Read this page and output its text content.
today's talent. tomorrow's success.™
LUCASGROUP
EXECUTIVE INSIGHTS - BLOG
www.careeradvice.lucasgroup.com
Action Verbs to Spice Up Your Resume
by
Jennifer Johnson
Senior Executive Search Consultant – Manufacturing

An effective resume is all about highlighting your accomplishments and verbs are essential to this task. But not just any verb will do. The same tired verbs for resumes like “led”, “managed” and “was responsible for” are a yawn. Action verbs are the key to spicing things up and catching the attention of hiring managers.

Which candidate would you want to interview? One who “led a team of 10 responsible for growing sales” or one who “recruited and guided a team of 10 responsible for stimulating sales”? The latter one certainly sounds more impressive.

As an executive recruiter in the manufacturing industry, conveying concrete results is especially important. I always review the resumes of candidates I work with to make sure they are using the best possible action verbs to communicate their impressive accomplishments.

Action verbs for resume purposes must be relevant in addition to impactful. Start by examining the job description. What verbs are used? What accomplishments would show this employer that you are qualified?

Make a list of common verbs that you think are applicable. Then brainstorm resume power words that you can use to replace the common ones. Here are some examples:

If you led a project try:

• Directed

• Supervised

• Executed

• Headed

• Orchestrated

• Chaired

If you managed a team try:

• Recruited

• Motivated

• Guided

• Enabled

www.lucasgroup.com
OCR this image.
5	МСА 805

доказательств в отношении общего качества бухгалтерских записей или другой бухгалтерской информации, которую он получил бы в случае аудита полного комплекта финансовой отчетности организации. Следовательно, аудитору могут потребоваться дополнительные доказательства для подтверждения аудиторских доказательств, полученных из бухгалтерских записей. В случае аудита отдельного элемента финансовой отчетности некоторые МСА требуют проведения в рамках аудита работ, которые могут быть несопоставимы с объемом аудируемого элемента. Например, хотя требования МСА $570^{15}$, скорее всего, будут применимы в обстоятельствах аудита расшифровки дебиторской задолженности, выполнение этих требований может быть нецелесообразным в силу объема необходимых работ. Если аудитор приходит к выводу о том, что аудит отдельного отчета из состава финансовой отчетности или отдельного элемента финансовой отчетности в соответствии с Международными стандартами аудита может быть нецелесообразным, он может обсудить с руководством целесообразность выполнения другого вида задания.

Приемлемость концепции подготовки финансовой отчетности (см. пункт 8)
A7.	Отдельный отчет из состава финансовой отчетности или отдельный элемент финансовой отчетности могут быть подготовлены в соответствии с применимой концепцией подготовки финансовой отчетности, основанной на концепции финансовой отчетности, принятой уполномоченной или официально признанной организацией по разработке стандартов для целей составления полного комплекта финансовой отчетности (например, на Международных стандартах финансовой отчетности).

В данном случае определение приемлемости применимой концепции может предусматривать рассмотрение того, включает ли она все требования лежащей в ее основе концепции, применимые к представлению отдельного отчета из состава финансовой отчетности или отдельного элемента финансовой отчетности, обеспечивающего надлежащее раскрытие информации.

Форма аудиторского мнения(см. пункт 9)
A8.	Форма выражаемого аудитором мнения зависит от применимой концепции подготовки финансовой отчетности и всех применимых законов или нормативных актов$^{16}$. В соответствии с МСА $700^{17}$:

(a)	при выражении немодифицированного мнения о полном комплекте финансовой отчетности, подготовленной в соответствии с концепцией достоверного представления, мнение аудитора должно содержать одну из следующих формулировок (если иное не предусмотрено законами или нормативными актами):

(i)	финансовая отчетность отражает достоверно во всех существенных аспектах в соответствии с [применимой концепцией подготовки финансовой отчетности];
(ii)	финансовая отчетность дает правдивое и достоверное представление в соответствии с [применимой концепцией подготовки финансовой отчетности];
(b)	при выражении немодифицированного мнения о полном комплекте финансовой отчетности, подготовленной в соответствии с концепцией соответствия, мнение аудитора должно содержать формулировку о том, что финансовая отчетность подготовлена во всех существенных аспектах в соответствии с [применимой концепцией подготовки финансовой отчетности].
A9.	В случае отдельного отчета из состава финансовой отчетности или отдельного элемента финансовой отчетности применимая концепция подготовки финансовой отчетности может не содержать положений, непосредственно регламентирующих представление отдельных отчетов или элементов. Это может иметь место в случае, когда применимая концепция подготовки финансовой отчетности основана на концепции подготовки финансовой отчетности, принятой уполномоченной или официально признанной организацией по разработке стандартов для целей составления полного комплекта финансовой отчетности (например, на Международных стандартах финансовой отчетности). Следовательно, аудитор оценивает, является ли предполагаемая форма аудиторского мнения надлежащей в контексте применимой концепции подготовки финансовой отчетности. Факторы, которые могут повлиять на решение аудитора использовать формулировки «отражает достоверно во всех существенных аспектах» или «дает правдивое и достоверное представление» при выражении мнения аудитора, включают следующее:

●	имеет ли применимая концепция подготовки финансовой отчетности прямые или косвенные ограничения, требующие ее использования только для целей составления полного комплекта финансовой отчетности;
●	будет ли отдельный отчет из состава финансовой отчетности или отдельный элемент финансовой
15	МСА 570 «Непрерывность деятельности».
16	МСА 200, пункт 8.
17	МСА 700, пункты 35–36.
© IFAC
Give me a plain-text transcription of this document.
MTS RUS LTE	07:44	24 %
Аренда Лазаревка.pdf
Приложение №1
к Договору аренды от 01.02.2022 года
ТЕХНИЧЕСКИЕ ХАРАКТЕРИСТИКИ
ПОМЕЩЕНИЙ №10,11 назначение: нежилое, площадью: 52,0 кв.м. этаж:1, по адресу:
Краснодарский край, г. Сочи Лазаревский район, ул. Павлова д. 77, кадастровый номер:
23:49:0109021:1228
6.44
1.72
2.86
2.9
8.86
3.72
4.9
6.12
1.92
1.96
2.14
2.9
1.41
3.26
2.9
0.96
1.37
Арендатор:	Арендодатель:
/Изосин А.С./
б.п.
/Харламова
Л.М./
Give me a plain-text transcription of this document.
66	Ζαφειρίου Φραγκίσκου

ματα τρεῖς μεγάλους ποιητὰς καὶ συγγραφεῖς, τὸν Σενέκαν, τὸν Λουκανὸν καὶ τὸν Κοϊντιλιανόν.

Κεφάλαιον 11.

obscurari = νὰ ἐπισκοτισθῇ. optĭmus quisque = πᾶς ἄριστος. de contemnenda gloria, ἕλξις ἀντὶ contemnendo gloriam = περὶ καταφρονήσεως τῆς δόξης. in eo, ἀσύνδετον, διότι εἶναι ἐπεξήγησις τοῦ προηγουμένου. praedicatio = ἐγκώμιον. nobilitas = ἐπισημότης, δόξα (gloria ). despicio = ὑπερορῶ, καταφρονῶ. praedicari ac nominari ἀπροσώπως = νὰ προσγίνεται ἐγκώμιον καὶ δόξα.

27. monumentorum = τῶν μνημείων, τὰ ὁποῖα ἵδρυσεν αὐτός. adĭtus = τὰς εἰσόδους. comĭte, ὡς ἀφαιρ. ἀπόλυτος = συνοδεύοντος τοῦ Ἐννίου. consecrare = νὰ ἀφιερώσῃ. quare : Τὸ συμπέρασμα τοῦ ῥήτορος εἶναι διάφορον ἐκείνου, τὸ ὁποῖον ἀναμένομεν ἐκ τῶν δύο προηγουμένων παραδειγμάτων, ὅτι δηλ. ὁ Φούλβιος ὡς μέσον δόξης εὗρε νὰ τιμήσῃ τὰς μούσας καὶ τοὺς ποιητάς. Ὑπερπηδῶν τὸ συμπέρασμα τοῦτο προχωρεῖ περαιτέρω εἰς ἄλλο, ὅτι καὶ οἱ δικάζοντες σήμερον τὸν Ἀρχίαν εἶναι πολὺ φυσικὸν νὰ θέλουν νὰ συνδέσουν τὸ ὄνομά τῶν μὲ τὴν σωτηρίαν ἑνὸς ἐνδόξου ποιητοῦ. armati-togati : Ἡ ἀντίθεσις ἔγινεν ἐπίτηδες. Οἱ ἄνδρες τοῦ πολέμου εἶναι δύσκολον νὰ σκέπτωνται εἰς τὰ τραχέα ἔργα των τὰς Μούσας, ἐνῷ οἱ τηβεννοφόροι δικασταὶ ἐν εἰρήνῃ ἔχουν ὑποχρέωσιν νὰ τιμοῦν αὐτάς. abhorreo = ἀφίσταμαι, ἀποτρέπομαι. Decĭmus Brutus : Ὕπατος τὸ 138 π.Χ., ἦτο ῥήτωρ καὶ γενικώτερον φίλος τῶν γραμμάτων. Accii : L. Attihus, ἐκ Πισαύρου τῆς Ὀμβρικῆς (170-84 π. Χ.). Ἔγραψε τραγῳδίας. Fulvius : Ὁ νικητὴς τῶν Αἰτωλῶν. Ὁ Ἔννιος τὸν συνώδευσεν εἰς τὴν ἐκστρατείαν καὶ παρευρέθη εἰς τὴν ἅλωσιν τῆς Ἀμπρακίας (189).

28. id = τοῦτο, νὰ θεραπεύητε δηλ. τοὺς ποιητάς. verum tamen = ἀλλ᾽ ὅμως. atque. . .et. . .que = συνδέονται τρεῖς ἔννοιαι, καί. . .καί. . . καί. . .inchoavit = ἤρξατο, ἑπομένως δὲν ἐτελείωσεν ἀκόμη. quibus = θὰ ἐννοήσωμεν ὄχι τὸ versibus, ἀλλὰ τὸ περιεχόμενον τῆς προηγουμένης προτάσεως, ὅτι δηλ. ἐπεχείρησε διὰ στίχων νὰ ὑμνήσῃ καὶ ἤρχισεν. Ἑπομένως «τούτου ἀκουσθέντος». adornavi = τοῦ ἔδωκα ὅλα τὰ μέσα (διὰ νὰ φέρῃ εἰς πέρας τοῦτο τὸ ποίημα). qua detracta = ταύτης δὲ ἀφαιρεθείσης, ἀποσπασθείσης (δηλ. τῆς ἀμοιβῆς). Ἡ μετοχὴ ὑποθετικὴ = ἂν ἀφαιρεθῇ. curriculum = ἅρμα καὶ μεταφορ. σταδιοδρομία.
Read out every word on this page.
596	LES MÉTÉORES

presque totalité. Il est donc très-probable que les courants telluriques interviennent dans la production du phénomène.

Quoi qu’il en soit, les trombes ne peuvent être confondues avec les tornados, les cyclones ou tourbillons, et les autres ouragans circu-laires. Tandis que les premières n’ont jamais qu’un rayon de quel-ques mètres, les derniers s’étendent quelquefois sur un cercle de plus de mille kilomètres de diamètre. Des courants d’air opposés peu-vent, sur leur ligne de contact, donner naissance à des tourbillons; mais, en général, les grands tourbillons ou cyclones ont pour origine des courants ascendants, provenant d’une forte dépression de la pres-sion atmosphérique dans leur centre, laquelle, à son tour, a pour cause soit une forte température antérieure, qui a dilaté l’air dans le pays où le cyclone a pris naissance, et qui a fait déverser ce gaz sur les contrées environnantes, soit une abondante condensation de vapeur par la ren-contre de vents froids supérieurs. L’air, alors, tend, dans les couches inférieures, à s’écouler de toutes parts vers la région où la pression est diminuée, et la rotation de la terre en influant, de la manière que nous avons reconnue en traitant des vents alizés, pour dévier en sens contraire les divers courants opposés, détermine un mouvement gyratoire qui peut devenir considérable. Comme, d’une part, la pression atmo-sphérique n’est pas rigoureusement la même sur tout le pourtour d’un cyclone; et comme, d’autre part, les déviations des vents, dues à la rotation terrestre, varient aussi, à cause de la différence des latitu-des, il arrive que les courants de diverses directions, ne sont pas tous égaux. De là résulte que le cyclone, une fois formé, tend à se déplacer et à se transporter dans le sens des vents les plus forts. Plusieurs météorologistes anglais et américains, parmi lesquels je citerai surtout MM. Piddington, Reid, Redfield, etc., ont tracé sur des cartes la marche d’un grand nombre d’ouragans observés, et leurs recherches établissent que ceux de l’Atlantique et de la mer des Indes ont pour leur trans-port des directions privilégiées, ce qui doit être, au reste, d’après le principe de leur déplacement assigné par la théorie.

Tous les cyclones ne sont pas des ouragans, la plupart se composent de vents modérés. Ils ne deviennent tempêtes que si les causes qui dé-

○ ○ ○ ○

## Request
Tally up the lines holding the word "достоверное" in the data above, and answer with that figure only.

## Task solution
2